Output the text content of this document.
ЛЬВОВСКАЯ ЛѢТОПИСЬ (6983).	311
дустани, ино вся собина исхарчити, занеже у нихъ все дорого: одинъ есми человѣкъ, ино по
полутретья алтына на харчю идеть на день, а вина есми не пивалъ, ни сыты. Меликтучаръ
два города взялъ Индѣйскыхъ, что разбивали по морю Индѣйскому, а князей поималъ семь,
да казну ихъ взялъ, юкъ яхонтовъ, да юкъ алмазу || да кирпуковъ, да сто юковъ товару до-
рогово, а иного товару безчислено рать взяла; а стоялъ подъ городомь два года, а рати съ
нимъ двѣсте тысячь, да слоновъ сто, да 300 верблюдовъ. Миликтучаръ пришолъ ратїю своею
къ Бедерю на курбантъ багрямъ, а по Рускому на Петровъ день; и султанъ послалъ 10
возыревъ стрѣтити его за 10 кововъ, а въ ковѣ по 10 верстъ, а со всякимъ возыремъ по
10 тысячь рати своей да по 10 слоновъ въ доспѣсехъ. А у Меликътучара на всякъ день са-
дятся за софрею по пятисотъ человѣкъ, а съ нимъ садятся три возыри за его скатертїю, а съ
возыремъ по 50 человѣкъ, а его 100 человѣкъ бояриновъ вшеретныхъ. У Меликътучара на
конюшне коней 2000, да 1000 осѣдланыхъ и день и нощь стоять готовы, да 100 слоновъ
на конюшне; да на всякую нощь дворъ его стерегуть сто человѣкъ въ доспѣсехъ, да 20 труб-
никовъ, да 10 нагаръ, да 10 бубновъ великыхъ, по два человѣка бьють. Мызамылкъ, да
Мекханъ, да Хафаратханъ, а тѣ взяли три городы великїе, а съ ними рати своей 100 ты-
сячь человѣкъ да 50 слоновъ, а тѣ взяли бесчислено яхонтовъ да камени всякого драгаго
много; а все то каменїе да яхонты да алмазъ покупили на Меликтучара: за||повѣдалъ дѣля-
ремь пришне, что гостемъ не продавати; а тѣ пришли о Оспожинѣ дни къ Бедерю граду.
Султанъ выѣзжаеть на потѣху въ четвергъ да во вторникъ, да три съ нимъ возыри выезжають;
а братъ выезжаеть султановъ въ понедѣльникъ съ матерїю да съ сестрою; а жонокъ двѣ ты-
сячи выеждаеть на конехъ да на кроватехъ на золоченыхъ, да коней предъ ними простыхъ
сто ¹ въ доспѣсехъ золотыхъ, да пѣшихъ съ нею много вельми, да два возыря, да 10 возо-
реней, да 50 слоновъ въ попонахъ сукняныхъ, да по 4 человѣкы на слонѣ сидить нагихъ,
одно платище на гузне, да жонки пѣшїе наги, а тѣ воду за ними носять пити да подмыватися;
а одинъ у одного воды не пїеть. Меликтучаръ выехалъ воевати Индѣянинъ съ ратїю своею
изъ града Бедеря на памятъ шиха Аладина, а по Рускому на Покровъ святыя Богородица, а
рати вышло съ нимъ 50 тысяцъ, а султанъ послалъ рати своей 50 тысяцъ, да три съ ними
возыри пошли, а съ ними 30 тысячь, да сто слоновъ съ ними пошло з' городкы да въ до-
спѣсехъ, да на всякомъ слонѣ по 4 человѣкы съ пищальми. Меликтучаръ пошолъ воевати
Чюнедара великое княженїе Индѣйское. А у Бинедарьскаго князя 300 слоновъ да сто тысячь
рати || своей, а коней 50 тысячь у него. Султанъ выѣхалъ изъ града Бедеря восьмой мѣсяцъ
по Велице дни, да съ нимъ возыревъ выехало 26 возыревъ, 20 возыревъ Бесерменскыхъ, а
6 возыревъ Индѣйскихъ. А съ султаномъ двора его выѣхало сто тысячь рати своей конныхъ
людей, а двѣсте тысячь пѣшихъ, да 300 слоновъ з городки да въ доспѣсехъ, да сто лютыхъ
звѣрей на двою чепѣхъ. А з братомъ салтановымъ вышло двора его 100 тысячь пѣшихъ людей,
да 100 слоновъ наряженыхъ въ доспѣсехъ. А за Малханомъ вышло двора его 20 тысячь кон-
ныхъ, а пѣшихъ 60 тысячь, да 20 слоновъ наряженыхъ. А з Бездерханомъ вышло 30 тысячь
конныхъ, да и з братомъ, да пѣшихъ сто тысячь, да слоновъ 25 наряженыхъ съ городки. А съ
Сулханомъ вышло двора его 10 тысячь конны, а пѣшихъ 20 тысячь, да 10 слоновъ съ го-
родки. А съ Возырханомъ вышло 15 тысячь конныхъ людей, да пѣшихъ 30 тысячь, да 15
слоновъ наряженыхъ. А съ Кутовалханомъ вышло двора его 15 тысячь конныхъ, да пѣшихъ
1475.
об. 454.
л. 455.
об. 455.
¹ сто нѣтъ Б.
================
▶ _SET EXERCISE_: Copy all of the material word for word.

▶ _OUTPUT FOR THIS TASK_:
Output the text content of this document.
ЛЬВОВСКАЯ ЛѢТОПИСЬ (6983).	311
дустани, ино вся собина исхарчити, занеже у нихъ все дорого: одинъ есми человѣкъ, ино по
полутретья алтына на харчю идеть на день, а вина есми не пивалъ, ни сыты. Меликтучаръ
два города взялъ Индѣйскыхъ, что разбивали по морю Индѣйскому, а князей поималъ семь,
да казну ихъ взялъ, юкъ яхонтовъ, да юкъ алмазу || да кирпуковъ, да сто юковъ товару до-
рогово, а иного товару безчислено рать взяла; а стоялъ подъ городомь два года, а рати съ
нимъ двѣсте тысячь, да слоновъ сто, да 300 верблюдовъ. Миликтучаръ пришолъ ратїю своею
къ Бедерю на курбантъ багрямъ, а по Рускому на Петровъ день; и султанъ послалъ 10
возыревъ стрѣтити его за 10 кововъ, а въ ковѣ по 10 верстъ, а со всякимъ возыремъ по
10 тысячь рати своей да по 10 слоновъ въ доспѣсехъ. А у Меликътучара на всякъ день са-
дятся за софрею по пятисотъ человѣкъ, а съ нимъ садятся три возыри за его скатертїю, а съ
возыремъ по 50 человѣкъ, а его 100 человѣкъ бояриновъ вшеретныхъ. У Меликътучара на
конюшне коней 2000, да 1000 осѣдланыхъ и день и нощь стоять готовы, да 100 слоновъ
на конюшне; да на всякую нощь дворъ его стерегуть сто человѣкъ въ доспѣсехъ, да 20 труб-
никовъ, да 10 нагаръ, да 10 бубновъ великыхъ, по два человѣка бьють. Мызамылкъ, да
Мекханъ, да Хафаратханъ, а тѣ взяли три городы великїе, а съ ними рати своей 100 ты-
сячь человѣкъ да 50 слоновъ, а тѣ взяли бесчислено яхонтовъ да камени всякого драгаго
много; а все то каменїе да яхонты да алмазъ покупили на Меликтучара: за||повѣдалъ дѣля-
ремь пришне, что гостемъ не продавати; а тѣ пришли о Оспожинѣ дни къ Бедерю граду.
Султанъ выѣзжаеть на потѣху въ четвергъ да во вторникъ, да три съ нимъ возыри выезжають;
а братъ выезжаеть султановъ въ понедѣльникъ съ матерїю да съ сестрою; а жонокъ двѣ ты-
сячи выеждаеть на конехъ да на кроватехъ на золоченыхъ, да коней предъ ними простыхъ
сто ¹ въ доспѣсехъ золотыхъ, да пѣшихъ съ нею много вельми, да два возыря, да 10 возо-
реней, да 50 слоновъ въ попонахъ сукняныхъ, да по 4 человѣкы на слонѣ сидить нагихъ,
одно платище на гузне, да жонки пѣшїе наги, а тѣ воду за ними носять пити да подмыватися;
а одинъ у одного воды не пїеть. Меликтучаръ выехалъ воевати Индѣянинъ съ ратїю своею
изъ града Бедеря на памятъ шиха Аладина, а по Рускому на Покровъ святыя Богородица, а
рати вышло съ нимъ 50 тысяцъ, а султанъ послалъ рати своей 50 тысяцъ, да три съ ними
возыри пошли, а съ ними 30 тысячь, да сто слоновъ съ ними пошло з' городкы да въ до-
спѣсехъ, да на всякомъ слонѣ по 4 человѣкы съ пищальми. Меликтучаръ пошолъ воевати
Чюнедара великое княженїе Индѣйское. А у Бинедарьскаго князя 300 слоновъ да сто тысячь
рати || своей, а коней 50 тысячь у него. Султанъ выѣхалъ изъ града Бедеря восьмой мѣсяцъ
по Велице дни, да съ нимъ возыревъ выехало 26 возыревъ, 20 возыревъ Бесерменскыхъ, а
6 возыревъ Индѣйскихъ. А съ султаномъ двора его выѣхало сто тысячь рати своей конныхъ
людей, а двѣсте тысячь пѣшихъ, да 300 слоновъ з городки да въ доспѣсехъ, да сто лютыхъ
звѣрей на двою чепѣхъ. А з братомъ салтановымъ вышло двора его 100 тысячь пѣшихъ людей,
да 100 слоновъ наряженыхъ въ доспѣсехъ. А за Малханомъ вышло двора его 20 тысячь кон-
ныхъ, а пѣшихъ 60 тысячь, да 20 слоновъ наряженыхъ. А з Бездерханомъ вышло 30 тысячь
конныхъ, да и з братомъ, да пѣшихъ сто тысячь, да слоновъ 25 наряженыхъ съ городки. А съ
Сулханомъ вышло двора его 10 тысячь конны, а пѣшихъ 20 тысячь, да 10 слоновъ съ го-
родки. А съ Возырханомъ вышло 15 тысячь конныхъ людей, да пѣшихъ 30 тысячь, да 15
слоновъ наряженыхъ. А съ Кутовалханомъ вышло двора его 15 тысячь конныхъ, да пѣшихъ
1475.
об. 454.
л. 455.
об. 455.
¹ сто нѣтъ Б.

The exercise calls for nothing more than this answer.